Recorded information:
..........

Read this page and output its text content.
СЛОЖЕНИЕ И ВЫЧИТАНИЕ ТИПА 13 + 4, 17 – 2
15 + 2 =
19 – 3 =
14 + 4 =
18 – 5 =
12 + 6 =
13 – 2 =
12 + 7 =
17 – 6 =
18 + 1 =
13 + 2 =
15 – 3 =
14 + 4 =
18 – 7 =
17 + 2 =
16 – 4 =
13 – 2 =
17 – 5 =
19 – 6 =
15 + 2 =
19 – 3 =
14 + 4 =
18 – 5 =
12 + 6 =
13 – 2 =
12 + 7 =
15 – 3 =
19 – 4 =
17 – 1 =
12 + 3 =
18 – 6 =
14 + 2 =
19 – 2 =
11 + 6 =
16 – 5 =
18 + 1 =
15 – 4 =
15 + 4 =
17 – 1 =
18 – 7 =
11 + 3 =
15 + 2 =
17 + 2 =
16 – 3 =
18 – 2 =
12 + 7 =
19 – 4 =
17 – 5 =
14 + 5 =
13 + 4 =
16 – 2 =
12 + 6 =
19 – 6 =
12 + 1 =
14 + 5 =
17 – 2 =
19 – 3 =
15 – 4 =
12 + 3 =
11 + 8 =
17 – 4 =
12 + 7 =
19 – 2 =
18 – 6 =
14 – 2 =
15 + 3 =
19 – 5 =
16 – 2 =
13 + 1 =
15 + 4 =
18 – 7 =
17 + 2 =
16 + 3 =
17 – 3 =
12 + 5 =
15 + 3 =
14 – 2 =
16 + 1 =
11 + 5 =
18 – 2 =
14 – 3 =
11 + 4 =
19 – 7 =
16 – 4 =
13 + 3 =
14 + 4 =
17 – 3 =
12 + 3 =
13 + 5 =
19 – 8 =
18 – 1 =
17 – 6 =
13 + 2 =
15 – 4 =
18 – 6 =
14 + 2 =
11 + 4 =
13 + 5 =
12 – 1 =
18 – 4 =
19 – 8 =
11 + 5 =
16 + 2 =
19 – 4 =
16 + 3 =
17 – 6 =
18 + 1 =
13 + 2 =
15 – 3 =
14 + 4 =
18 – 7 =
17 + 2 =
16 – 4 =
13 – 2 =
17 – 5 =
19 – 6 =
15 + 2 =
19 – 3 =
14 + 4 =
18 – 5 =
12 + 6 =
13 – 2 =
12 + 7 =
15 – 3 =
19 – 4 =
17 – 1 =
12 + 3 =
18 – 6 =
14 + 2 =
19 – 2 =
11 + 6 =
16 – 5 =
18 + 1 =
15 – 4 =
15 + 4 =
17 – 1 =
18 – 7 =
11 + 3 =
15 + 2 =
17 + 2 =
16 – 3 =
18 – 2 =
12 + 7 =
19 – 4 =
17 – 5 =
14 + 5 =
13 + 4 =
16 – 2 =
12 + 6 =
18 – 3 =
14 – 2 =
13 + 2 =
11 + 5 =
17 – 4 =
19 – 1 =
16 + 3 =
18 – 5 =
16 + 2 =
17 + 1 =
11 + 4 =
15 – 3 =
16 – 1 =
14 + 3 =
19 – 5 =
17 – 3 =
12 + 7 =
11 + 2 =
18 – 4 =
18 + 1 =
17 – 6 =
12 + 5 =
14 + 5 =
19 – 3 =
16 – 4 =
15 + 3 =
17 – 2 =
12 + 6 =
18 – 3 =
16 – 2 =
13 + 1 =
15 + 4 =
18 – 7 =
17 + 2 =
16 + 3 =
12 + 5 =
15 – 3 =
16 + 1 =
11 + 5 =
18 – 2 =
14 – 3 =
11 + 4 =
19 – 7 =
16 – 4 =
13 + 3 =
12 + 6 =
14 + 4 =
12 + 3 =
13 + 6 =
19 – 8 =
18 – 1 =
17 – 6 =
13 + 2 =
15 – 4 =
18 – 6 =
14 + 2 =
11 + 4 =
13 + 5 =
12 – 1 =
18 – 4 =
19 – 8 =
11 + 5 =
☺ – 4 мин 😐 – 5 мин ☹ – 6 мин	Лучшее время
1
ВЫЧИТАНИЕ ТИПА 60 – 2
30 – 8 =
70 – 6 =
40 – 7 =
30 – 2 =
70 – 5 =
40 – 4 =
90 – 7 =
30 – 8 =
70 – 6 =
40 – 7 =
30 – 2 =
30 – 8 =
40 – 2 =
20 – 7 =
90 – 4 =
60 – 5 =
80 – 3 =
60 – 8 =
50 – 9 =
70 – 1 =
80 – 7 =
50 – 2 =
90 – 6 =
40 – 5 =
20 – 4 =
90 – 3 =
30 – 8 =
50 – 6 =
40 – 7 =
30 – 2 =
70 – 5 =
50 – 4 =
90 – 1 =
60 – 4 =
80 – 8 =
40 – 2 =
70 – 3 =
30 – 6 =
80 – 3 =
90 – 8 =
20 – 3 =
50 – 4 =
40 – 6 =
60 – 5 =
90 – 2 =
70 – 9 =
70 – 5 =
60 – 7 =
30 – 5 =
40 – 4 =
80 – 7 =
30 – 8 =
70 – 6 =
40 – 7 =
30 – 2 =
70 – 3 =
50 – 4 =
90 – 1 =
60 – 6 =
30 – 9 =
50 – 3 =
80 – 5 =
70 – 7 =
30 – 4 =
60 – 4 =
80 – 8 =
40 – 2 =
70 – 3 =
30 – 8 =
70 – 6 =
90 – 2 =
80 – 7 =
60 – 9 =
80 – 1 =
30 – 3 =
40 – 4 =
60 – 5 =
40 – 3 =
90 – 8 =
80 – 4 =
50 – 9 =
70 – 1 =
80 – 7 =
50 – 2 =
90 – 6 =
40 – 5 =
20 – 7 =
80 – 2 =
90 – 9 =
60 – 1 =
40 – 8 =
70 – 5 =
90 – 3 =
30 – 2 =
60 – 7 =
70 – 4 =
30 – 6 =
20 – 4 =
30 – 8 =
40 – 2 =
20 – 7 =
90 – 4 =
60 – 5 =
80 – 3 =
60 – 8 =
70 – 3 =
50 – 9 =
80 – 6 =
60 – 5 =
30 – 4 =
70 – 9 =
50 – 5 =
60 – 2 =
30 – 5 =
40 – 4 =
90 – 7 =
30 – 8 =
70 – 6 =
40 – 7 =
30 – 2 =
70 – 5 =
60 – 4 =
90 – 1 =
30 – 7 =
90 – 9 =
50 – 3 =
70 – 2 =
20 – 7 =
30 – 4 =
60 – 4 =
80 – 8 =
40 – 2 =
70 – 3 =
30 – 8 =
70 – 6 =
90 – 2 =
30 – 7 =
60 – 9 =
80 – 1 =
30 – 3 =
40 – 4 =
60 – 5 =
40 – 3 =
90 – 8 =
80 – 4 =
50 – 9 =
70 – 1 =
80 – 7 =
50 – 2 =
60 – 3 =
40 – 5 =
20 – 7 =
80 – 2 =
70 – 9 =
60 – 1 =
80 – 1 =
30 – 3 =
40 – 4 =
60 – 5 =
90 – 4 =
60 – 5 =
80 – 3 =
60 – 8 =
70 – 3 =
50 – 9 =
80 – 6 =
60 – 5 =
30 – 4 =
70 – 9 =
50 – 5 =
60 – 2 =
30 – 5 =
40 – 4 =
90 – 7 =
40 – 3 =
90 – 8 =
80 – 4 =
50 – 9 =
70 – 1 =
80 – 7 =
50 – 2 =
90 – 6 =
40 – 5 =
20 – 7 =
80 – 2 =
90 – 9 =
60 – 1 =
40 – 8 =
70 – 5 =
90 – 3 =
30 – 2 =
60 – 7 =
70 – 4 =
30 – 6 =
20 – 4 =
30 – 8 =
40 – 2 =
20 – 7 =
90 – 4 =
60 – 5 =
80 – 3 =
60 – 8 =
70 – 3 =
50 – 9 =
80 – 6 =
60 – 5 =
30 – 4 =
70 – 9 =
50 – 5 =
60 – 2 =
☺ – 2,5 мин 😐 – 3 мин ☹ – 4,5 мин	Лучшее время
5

..........

Task brief: The answer is a single number: how many lines include the word "ТИПА"?

Task response: 2